Search the records for the word "amount" and report each line that has it.

> TASK INPUTS
^^^^^^^^^^^^^^^^
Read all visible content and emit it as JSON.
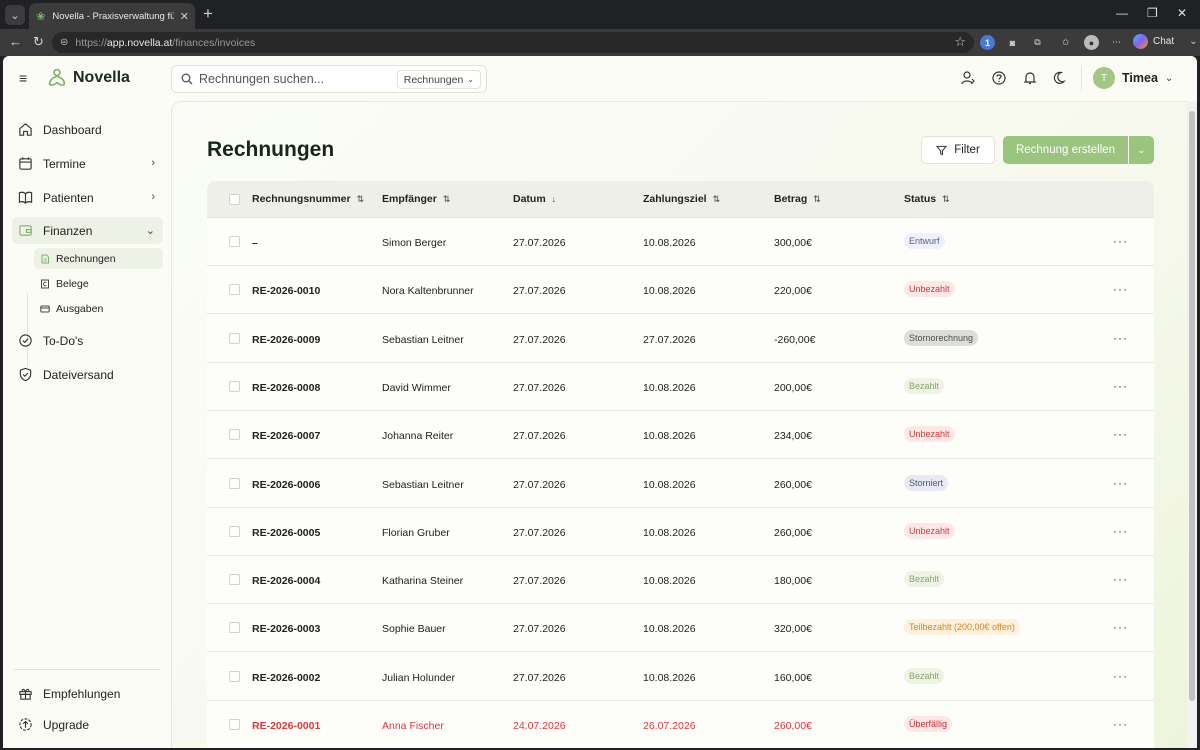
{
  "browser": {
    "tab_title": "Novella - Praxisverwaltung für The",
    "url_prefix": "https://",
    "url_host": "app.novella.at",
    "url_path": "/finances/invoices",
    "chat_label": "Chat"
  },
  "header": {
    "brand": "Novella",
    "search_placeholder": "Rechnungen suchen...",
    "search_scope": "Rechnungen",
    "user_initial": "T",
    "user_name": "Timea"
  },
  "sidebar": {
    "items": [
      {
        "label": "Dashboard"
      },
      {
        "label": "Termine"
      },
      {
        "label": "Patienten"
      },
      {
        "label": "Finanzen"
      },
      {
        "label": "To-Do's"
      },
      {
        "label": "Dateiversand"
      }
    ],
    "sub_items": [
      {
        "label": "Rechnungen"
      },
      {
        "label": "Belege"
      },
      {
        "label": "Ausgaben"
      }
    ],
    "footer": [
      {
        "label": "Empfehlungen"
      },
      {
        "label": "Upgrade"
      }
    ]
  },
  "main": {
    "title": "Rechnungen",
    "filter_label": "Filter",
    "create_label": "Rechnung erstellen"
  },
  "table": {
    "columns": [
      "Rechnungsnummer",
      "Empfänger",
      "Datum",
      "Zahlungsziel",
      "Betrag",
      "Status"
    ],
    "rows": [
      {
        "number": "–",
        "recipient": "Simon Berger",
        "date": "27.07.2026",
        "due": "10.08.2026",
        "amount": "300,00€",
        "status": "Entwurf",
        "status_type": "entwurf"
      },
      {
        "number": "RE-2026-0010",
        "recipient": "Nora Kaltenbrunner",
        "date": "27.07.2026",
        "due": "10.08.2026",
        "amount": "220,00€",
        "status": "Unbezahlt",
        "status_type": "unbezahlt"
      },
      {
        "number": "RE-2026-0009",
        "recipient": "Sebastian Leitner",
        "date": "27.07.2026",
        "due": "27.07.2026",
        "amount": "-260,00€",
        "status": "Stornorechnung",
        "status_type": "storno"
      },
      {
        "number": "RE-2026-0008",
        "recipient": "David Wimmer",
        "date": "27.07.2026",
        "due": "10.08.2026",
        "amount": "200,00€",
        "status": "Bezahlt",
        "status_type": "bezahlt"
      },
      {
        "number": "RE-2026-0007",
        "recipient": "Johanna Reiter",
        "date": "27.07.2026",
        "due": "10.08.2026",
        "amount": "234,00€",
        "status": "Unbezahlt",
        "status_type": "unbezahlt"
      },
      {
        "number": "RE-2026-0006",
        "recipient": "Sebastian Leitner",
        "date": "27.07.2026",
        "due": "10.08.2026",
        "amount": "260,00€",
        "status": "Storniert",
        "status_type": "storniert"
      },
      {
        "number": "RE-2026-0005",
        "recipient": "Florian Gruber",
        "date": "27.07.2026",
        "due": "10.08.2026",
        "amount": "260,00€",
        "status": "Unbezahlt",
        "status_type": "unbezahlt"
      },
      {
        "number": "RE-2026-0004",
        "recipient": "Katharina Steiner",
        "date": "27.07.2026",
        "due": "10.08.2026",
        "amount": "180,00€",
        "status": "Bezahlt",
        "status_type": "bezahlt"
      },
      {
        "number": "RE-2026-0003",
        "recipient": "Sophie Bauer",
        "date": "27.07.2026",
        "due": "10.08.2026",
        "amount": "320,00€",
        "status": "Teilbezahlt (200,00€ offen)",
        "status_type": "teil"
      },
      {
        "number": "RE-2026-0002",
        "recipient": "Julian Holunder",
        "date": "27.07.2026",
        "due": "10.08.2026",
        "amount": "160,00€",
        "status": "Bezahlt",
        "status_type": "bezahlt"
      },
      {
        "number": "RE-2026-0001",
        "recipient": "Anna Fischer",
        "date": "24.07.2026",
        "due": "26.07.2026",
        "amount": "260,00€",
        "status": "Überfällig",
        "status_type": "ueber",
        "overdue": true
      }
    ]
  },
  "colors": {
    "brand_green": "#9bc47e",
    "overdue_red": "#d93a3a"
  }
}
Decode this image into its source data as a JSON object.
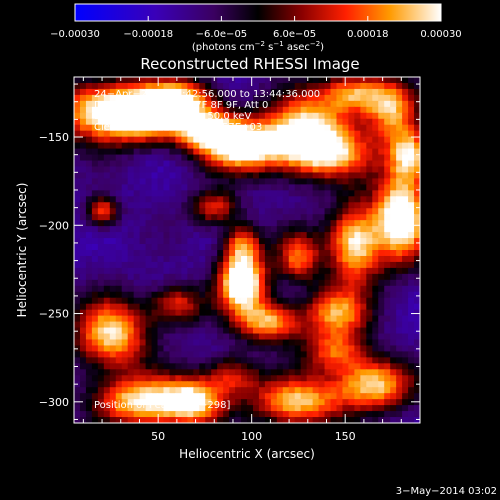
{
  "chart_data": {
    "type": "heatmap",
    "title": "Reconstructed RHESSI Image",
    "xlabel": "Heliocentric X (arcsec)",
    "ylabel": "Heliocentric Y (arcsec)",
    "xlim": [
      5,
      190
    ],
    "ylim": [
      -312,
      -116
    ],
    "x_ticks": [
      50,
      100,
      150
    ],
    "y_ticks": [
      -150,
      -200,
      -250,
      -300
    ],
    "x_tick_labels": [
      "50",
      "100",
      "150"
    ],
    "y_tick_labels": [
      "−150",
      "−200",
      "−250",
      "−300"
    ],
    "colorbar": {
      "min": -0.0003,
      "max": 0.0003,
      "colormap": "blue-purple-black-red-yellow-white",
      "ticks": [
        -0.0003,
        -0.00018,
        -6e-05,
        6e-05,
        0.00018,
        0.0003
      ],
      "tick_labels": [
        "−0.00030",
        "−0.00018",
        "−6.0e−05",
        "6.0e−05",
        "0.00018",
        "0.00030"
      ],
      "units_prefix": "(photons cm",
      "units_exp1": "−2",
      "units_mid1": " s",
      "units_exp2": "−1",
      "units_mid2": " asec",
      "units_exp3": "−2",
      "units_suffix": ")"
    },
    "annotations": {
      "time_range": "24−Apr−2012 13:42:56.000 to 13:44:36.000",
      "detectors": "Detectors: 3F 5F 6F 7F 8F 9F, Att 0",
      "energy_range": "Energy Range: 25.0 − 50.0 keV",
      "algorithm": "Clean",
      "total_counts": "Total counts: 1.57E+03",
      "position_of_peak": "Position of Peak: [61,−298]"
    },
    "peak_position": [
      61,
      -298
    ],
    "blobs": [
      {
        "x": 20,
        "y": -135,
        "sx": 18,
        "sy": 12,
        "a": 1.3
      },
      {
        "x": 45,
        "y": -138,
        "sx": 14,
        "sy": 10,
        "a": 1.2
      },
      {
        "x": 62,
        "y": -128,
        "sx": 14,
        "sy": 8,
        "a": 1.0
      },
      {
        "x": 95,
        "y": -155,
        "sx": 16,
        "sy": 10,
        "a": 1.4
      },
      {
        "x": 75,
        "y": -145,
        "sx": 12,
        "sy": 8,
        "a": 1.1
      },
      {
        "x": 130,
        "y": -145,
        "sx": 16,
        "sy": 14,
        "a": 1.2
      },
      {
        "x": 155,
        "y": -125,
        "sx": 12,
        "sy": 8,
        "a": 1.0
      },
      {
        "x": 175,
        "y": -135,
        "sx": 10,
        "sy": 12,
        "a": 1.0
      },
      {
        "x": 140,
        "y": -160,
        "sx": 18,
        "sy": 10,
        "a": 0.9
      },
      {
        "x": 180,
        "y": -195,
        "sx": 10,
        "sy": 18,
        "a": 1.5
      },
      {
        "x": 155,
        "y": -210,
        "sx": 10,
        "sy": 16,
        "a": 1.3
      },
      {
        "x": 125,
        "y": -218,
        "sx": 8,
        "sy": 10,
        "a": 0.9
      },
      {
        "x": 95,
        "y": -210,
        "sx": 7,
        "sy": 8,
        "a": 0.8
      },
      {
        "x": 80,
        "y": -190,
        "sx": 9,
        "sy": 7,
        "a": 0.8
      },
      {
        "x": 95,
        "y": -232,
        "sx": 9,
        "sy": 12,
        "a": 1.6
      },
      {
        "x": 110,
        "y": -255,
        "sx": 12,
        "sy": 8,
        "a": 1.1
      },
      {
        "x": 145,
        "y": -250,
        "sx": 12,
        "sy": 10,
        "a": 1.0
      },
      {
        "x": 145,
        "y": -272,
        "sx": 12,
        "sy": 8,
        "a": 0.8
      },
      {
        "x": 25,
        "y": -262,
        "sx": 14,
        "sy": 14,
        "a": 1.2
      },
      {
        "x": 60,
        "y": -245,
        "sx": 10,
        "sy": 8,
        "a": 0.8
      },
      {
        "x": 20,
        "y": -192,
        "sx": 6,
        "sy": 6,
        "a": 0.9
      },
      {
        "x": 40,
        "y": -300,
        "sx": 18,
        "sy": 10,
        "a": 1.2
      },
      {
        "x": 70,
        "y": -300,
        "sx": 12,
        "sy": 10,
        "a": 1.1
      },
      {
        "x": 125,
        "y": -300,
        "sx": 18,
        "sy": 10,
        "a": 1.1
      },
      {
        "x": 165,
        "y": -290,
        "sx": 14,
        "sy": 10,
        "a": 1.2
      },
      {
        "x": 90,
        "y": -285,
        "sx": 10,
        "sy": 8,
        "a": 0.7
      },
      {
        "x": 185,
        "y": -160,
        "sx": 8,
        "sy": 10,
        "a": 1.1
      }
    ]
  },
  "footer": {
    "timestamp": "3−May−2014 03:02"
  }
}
^^^^^^^^^^^^^^^^
> FULL ANSWER
        "amount": "300,00€",
        "amount": "220,00€",
        "amount": "-260,00€",
        "amount": "200,00€",
        "amount": "234,00€",
        "amount": "260,00€",
        "amount": "260,00€",
        "amount": "180,00€",
        "amount": "320,00€",
        "amount": "160,00€",
        "amount": "260,00€",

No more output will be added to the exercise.